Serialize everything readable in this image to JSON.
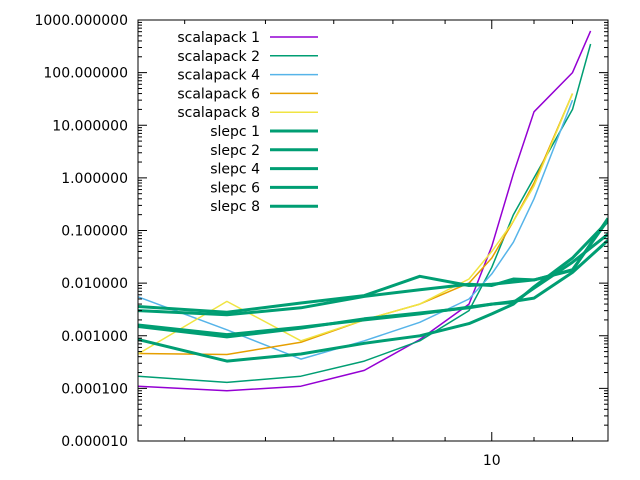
{
  "chart_data": {
    "type": "line",
    "title": "",
    "xlabel": "",
    "ylabel": "",
    "x_scale": "log",
    "y_scale": "log",
    "xlim": [
      4.5,
      13.0
    ],
    "ylim": [
      1e-05,
      1000
    ],
    "grid": false,
    "legend_position": "top-left",
    "x_ticks": [
      {
        "value": 10,
        "label": "10"
      }
    ],
    "y_ticks": [
      {
        "value": 1e-05,
        "label": "0.000010"
      },
      {
        "value": 0.0001,
        "label": "0.000100"
      },
      {
        "value": 0.001,
        "label": "0.001000"
      },
      {
        "value": 0.01,
        "label": "0.010000"
      },
      {
        "value": 0.1,
        "label": "0.100000"
      },
      {
        "value": 1,
        "label": "1.000000"
      },
      {
        "value": 10,
        "label": "10.000000"
      },
      {
        "value": 100,
        "label": "100.000000"
      },
      {
        "value": 1000,
        "label": "1000.000000"
      }
    ],
    "series": [
      {
        "name": "scalapack 1",
        "color": "#9400d3",
        "width": 1.5,
        "x": [
          4.5,
          5.5,
          6.5,
          7.5,
          8.5,
          9.5,
          10.0,
          10.5,
          11.0,
          12.0,
          12.5
        ],
        "y": [
          0.00011,
          9e-05,
          0.00011,
          0.00022,
          0.00085,
          0.004,
          0.05,
          1.2,
          18,
          100,
          620
        ]
      },
      {
        "name": "scalapack 2",
        "color": "#009e73",
        "width": 1.5,
        "x": [
          4.5,
          5.5,
          6.5,
          7.5,
          8.5,
          9.5,
          10.0,
          10.5,
          11.0,
          12.0,
          12.5
        ],
        "y": [
          0.00017,
          0.00013,
          0.00017,
          0.00033,
          0.0008,
          0.003,
          0.02,
          0.2,
          1.0,
          20,
          350
        ]
      },
      {
        "name": "scalapack 4",
        "color": "#56b4e9",
        "width": 1.5,
        "x": [
          4.5,
          5.5,
          6.5,
          7.5,
          8.5,
          9.5,
          10.0,
          10.5,
          11.0,
          12.0
        ],
        "y": [
          0.0055,
          0.0013,
          0.00036,
          0.0008,
          0.0018,
          0.005,
          0.015,
          0.06,
          0.4,
          30
        ]
      },
      {
        "name": "scalapack 6",
        "color": "#e69f00",
        "width": 1.5,
        "x": [
          4.5,
          5.5,
          6.5,
          7.5,
          8.5,
          9.5,
          10.0,
          10.5,
          11.0,
          12.0
        ],
        "y": [
          0.00046,
          0.00044,
          0.00075,
          0.002,
          0.004,
          0.01,
          0.03,
          0.15,
          0.8,
          40
        ]
      },
      {
        "name": "scalapack 8",
        "color": "#f0e442",
        "width": 1.5,
        "x": [
          4.5,
          5.5,
          6.5,
          7.5,
          8.5,
          9.5,
          10.0,
          10.5,
          11.0,
          12.0
        ],
        "y": [
          0.00045,
          0.0045,
          0.0008,
          0.002,
          0.004,
          0.012,
          0.04,
          0.15,
          0.7,
          40
        ]
      },
      {
        "name": "slepc 1",
        "color": "#009e73",
        "width": 3,
        "x": [
          4.5,
          5.5,
          6.5,
          7.5,
          8.5,
          9.5,
          10.0,
          10.5,
          11.0,
          12.0,
          13.0
        ],
        "y": [
          0.0036,
          0.0028,
          0.0042,
          0.0058,
          0.0135,
          0.009,
          0.0095,
          0.0105,
          0.0115,
          0.0175,
          0.17
        ]
      },
      {
        "name": "slepc 2",
        "color": "#009e73",
        "width": 3,
        "x": [
          4.5,
          5.5,
          6.5,
          7.5,
          8.5,
          9.5,
          10.0,
          10.5,
          11.0,
          12.0,
          13.0
        ],
        "y": [
          0.003,
          0.0025,
          0.0034,
          0.0056,
          0.0075,
          0.0095,
          0.009,
          0.012,
          0.0115,
          0.018,
          0.16
        ]
      },
      {
        "name": "slepc 4",
        "color": "#009e73",
        "width": 3,
        "x": [
          4.5,
          5.5,
          6.5,
          7.5,
          8.5,
          9.5,
          10.0,
          10.5,
          11.0,
          12.0,
          13.0
        ],
        "y": [
          0.0016,
          0.00105,
          0.00145,
          0.002,
          0.0026,
          0.0035,
          0.004,
          0.0043,
          0.008,
          0.025,
          0.085
        ]
      },
      {
        "name": "slepc 6",
        "color": "#009e73",
        "width": 3,
        "x": [
          4.5,
          5.5,
          6.5,
          7.5,
          8.5,
          9.5,
          10.0,
          10.5,
          11.0,
          12.0,
          13.0
        ],
        "y": [
          0.0015,
          0.00095,
          0.0014,
          0.0021,
          0.0027,
          0.0034,
          0.004,
          0.0045,
          0.0052,
          0.016,
          0.065
        ]
      },
      {
        "name": "slepc 8",
        "color": "#009e73",
        "width": 3,
        "x": [
          4.5,
          5.5,
          6.5,
          7.5,
          8.5,
          9.5,
          10.0,
          10.5,
          11.0,
          12.0,
          13.0
        ],
        "y": [
          0.00085,
          0.00033,
          0.00045,
          0.00072,
          0.001,
          0.0017,
          0.0026,
          0.004,
          0.0085,
          0.03,
          0.15
        ]
      }
    ]
  }
}
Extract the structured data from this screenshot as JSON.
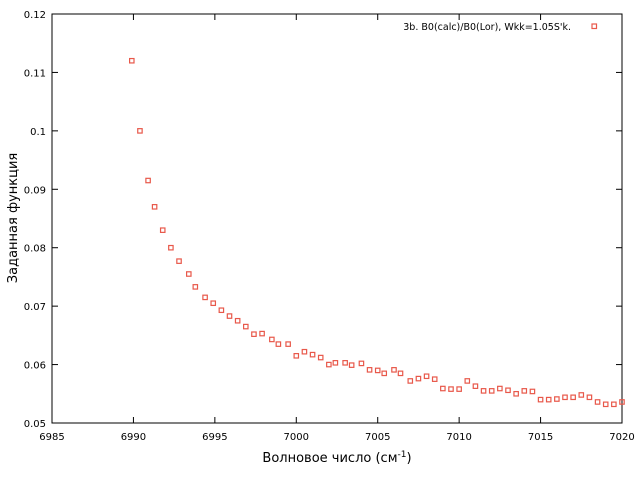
{
  "chart_data": {
    "type": "scatter",
    "xlabel_main": "Волновое число (см",
    "xlabel_sup": "-1",
    "xlabel_end": ")",
    "ylabel": "Заданная функция",
    "xlim": [
      6985,
      7020
    ],
    "ylim": [
      0.05,
      0.12
    ],
    "xticks": [
      6985,
      6990,
      6995,
      7000,
      7005,
      7010,
      7015,
      7020
    ],
    "yticks": [
      0.05,
      0.06,
      0.07,
      0.08,
      0.09,
      0.1,
      0.11,
      0.12
    ],
    "grid": false,
    "legend_position": "top-right",
    "series": [
      {
        "name": "3b. B0(calc)/B0(Lor), Wkk=1.05S'k.",
        "color": "#e8584a",
        "x": [
          6989.9,
          6990.4,
          6990.9,
          6991.3,
          6991.8,
          6992.3,
          6992.8,
          6993.4,
          6993.8,
          6994.4,
          6994.9,
          6995.4,
          6995.9,
          6996.4,
          6996.9,
          6997.4,
          6997.9,
          6998.5,
          6998.9,
          6999.5,
          7000.0,
          7000.5,
          7001.0,
          7001.5,
          7002.0,
          7002.4,
          7003.0,
          7003.4,
          7004.0,
          7004.5,
          7005.0,
          7005.4,
          7006.0,
          7006.4,
          7007.0,
          7007.5,
          7008.0,
          7008.5,
          7009.0,
          7009.5,
          7010.0,
          7010.5,
          7011.0,
          7011.5,
          7012.0,
          7012.5,
          7013.0,
          7013.5,
          7014.0,
          7014.5,
          7015.0,
          7015.5,
          7016.0,
          7016.5,
          7017.0,
          7017.5,
          7018.0,
          7018.5,
          7019.0,
          7019.5,
          7020.0
        ],
        "y": [
          0.112,
          0.1,
          0.0915,
          0.087,
          0.083,
          0.08,
          0.0777,
          0.0755,
          0.0733,
          0.0715,
          0.0705,
          0.0693,
          0.0683,
          0.0675,
          0.0665,
          0.0652,
          0.0653,
          0.0643,
          0.0635,
          0.0635,
          0.0615,
          0.0622,
          0.0617,
          0.0612,
          0.06,
          0.0603,
          0.0603,
          0.0599,
          0.0602,
          0.0591,
          0.059,
          0.0585,
          0.0591,
          0.0585,
          0.0572,
          0.0576,
          0.058,
          0.0575,
          0.0559,
          0.0558,
          0.0558,
          0.0572,
          0.0563,
          0.0555,
          0.0555,
          0.0559,
          0.0556,
          0.055,
          0.0555,
          0.0554,
          0.054,
          0.054,
          0.0541,
          0.0544,
          0.0544,
          0.0548,
          0.0544,
          0.0536,
          0.0532,
          0.0532,
          0.0536
        ]
      }
    ]
  }
}
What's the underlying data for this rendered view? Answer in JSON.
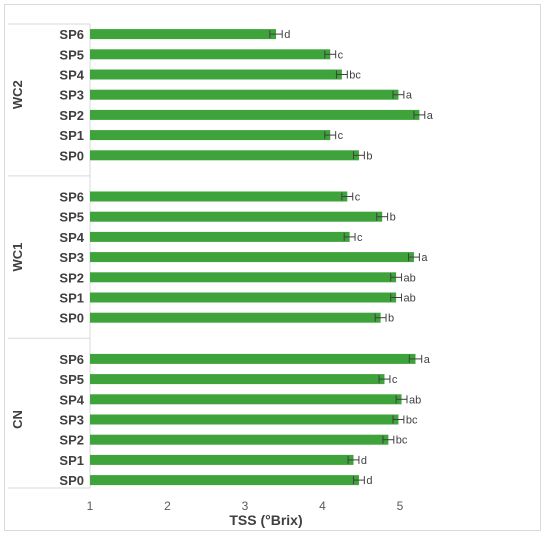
{
  "chart_data": {
    "type": "bar",
    "orientation": "horizontal",
    "xlabel": "TSS (°Brix)",
    "xlim": [
      1,
      5.5
    ],
    "xticks": [
      1,
      2,
      3,
      4,
      5
    ],
    "grid": false,
    "bar_color": "#3ea33a",
    "groups": [
      {
        "name": "WC2",
        "categories": [
          "SP6",
          "SP5",
          "SP4",
          "SP3",
          "SP2",
          "SP1",
          "SP0"
        ],
        "values": [
          3.4,
          4.1,
          4.25,
          4.98,
          5.25,
          4.1,
          4.47
        ],
        "errors": [
          0.08,
          0.07,
          0.07,
          0.07,
          0.07,
          0.07,
          0.07
        ],
        "labels": [
          "d",
          "c",
          "bc",
          "a",
          "a",
          "c",
          "b"
        ]
      },
      {
        "name": "WC1",
        "categories": [
          "SP6",
          "SP5",
          "SP4",
          "SP3",
          "SP2",
          "SP1",
          "SP0"
        ],
        "values": [
          4.32,
          4.77,
          4.35,
          5.18,
          4.95,
          4.95,
          4.75
        ],
        "errors": [
          0.07,
          0.07,
          0.07,
          0.07,
          0.07,
          0.07,
          0.07
        ],
        "labels": [
          "c",
          "b",
          "c",
          "a",
          "ab",
          "ab",
          "b"
        ]
      },
      {
        "name": "CN",
        "categories": [
          "SP6",
          "SP5",
          "SP4",
          "SP3",
          "SP2",
          "SP1",
          "SP0"
        ],
        "values": [
          5.2,
          4.8,
          5.02,
          4.98,
          4.85,
          4.4,
          4.47
        ],
        "errors": [
          0.08,
          0.07,
          0.07,
          0.07,
          0.07,
          0.07,
          0.07
        ],
        "labels": [
          "a",
          "c",
          "ab",
          "bc",
          "bc",
          "d",
          "d"
        ]
      }
    ]
  }
}
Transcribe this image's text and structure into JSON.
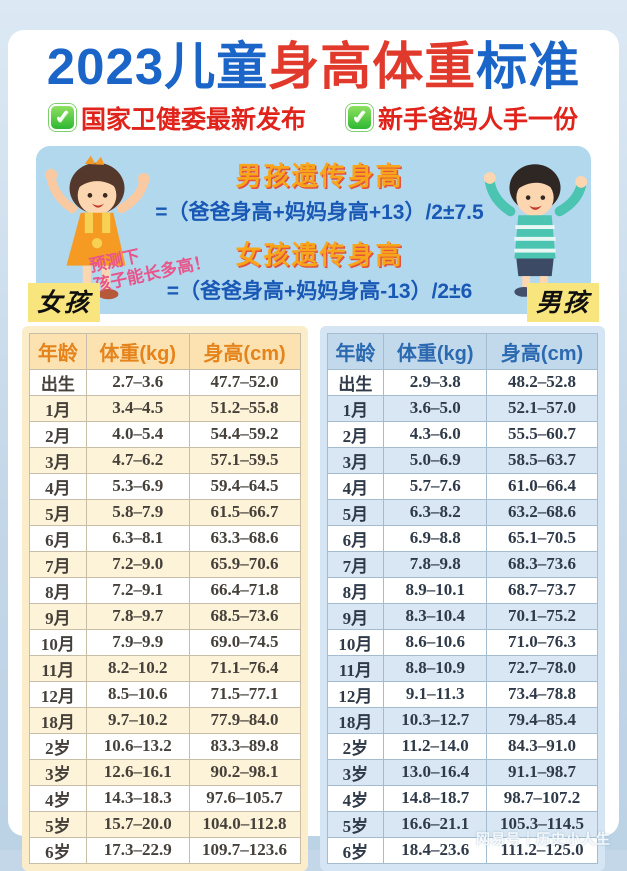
{
  "title": {
    "part1": "2023儿童",
    "part2": "身高体重",
    "part3": "标准"
  },
  "badges": [
    {
      "icon": "check-icon",
      "label": "国家卫健委最新发布"
    },
    {
      "icon": "check-icon",
      "label": "新手爸妈人手一份"
    }
  ],
  "formula_box": {
    "boy_title": "男孩遗传身高",
    "boy_formula": "=（爸爸身高+妈妈身高+13）/2±7.5",
    "note_line1": "预测下",
    "note_line2": "孩子能长多高！",
    "girl_title": "女孩遗传身高",
    "girl_formula": "=（爸爸身高+妈妈身高-13）/2±6",
    "girl_label": "女孩",
    "boy_label": "男孩"
  },
  "tables": {
    "girls": {
      "headers": [
        "年龄",
        "体重(kg)",
        "身高(cm)"
      ],
      "rows": [
        [
          "出生",
          "2.7–3.6",
          "47.7–52.0"
        ],
        [
          "1月",
          "3.4–4.5",
          "51.2–55.8"
        ],
        [
          "2月",
          "4.0–5.4",
          "54.4–59.2"
        ],
        [
          "3月",
          "4.7–6.2",
          "57.1–59.5"
        ],
        [
          "4月",
          "5.3–6.9",
          "59.4–64.5"
        ],
        [
          "5月",
          "5.8–7.9",
          "61.5–66.7"
        ],
        [
          "6月",
          "6.3–8.1",
          "63.3–68.6"
        ],
        [
          "7月",
          "7.2–9.0",
          "65.9–70.6"
        ],
        [
          "8月",
          "7.2–9.1",
          "66.4–71.8"
        ],
        [
          "9月",
          "7.8–9.7",
          "68.5–73.6"
        ],
        [
          "10月",
          "7.9–9.9",
          "69.0–74.5"
        ],
        [
          "11月",
          "8.2–10.2",
          "71.1–76.4"
        ],
        [
          "12月",
          "8.5–10.6",
          "71.5–77.1"
        ],
        [
          "18月",
          "9.7–10.2",
          "77.9–84.0"
        ],
        [
          "2岁",
          "10.6–13.2",
          "83.3–89.8"
        ],
        [
          "3岁",
          "12.6–16.1",
          "90.2–98.1"
        ],
        [
          "4岁",
          "14.3–18.3",
          "97.6–105.7"
        ],
        [
          "5岁",
          "15.7–20.0",
          "104.0–112.8"
        ],
        [
          "6岁",
          "17.3–22.9",
          "109.7–123.6"
        ]
      ]
    },
    "boys": {
      "headers": [
        "年龄",
        "体重(kg)",
        "身高(cm)"
      ],
      "rows": [
        [
          "出生",
          "2.9–3.8",
          "48.2–52.8"
        ],
        [
          "1月",
          "3.6–5.0",
          "52.1–57.0"
        ],
        [
          "2月",
          "4.3–6.0",
          "55.5–60.7"
        ],
        [
          "3月",
          "5.0–6.9",
          "58.5–63.7"
        ],
        [
          "4月",
          "5.7–7.6",
          "61.0–66.4"
        ],
        [
          "5月",
          "6.3–8.2",
          "63.2–68.6"
        ],
        [
          "6月",
          "6.9–8.8",
          "65.1–70.5"
        ],
        [
          "7月",
          "7.8–9.8",
          "68.3–73.6"
        ],
        [
          "8月",
          "8.9–10.1",
          "68.7–73.7"
        ],
        [
          "9月",
          "8.3–10.4",
          "70.1–75.2"
        ],
        [
          "10月",
          "8.6–10.6",
          "71.0–76.3"
        ],
        [
          "11月",
          "8.8–10.9",
          "72.7–78.0"
        ],
        [
          "12月",
          "9.1–11.3",
          "73.4–78.8"
        ],
        [
          "18月",
          "10.3–12.7",
          "79.4–85.4"
        ],
        [
          "2岁",
          "11.2–14.0",
          "84.3–91.0"
        ],
        [
          "3岁",
          "13.0–16.4",
          "91.1–98.7"
        ],
        [
          "4岁",
          "14.8–18.7",
          "98.7–107.2"
        ],
        [
          "5岁",
          "16.6–21.1",
          "105.3–114.5"
        ],
        [
          "6岁",
          "18.4–23.6",
          "111.2–125.0"
        ]
      ]
    }
  },
  "watermark": "网易号｜历史小人生",
  "colors": {
    "title_blue": "#1b64c8",
    "title_red": "#e13a2c",
    "badge_red": "#e0241b",
    "check_green": "#2eb832",
    "formula_panel_blue": "#b2d8ee",
    "formula_title_orange": "#f7a51a",
    "formula_text_blue": "#1a58b6",
    "note_pink": "#e8558b",
    "tag_yellow": "#f8e57d",
    "girls_panel_cream": "#fcedca",
    "girls_header_text": "#e5831c",
    "boys_panel_blue": "#d5e5f3",
    "boys_header_text": "#2b6ab0"
  }
}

--------

Find the lines with the string "image" and reproduce them.

Serialize everything readable in this image to JSON.
Transcribe this image's text and structure into JSON.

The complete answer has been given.